*Stated problem:* Using the listing below, report all lines holding the word "Toaster".
## begin Dataset entries
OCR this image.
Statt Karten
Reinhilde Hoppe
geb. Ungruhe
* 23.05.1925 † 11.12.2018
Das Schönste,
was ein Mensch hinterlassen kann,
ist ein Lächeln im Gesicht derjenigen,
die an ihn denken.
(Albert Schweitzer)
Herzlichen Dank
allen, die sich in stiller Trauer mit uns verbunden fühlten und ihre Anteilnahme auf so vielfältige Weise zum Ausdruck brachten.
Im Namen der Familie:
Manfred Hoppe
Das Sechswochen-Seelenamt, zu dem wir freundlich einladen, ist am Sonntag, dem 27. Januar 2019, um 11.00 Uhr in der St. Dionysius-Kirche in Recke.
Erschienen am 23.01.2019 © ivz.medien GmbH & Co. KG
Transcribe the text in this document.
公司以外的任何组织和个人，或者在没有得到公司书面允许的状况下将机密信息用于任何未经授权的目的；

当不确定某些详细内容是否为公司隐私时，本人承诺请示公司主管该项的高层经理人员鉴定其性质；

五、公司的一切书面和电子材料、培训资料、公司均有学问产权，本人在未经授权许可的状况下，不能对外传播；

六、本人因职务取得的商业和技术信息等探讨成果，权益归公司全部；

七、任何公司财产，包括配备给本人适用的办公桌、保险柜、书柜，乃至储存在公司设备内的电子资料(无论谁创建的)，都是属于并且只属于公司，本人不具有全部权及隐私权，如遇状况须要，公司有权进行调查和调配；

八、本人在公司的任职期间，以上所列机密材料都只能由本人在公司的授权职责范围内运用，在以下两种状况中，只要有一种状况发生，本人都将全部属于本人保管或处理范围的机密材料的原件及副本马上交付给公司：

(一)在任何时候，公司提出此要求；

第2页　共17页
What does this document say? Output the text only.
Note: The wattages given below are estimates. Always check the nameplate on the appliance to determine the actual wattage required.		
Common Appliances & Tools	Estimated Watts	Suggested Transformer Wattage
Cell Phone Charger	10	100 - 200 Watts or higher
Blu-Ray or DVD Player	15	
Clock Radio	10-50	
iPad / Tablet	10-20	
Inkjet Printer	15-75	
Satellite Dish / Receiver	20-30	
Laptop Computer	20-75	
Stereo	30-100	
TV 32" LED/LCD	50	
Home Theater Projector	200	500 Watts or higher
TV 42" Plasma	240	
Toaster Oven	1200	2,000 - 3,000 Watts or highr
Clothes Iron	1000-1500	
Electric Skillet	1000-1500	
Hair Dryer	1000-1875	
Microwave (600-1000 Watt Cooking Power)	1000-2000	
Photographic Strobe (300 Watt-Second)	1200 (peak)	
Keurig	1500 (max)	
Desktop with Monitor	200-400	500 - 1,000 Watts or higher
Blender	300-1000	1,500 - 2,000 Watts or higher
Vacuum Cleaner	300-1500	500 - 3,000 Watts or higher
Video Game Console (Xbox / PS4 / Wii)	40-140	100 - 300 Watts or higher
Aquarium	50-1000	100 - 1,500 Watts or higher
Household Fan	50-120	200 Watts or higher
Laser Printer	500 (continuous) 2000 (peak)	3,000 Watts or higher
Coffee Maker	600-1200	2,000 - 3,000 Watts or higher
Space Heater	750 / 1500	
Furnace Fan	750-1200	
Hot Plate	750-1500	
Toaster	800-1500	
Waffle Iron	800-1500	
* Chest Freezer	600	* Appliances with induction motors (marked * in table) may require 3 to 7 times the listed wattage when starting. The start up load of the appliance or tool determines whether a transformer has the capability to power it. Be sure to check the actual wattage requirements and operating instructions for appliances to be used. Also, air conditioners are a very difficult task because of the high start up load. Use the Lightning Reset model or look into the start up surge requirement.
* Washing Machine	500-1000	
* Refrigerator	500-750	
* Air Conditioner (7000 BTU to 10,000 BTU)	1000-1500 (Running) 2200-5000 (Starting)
## end Dataset entries
*Full response:*
Toaster Oven	1200	2,000 - 3,000 Watts or highr
Toaster	800-1500	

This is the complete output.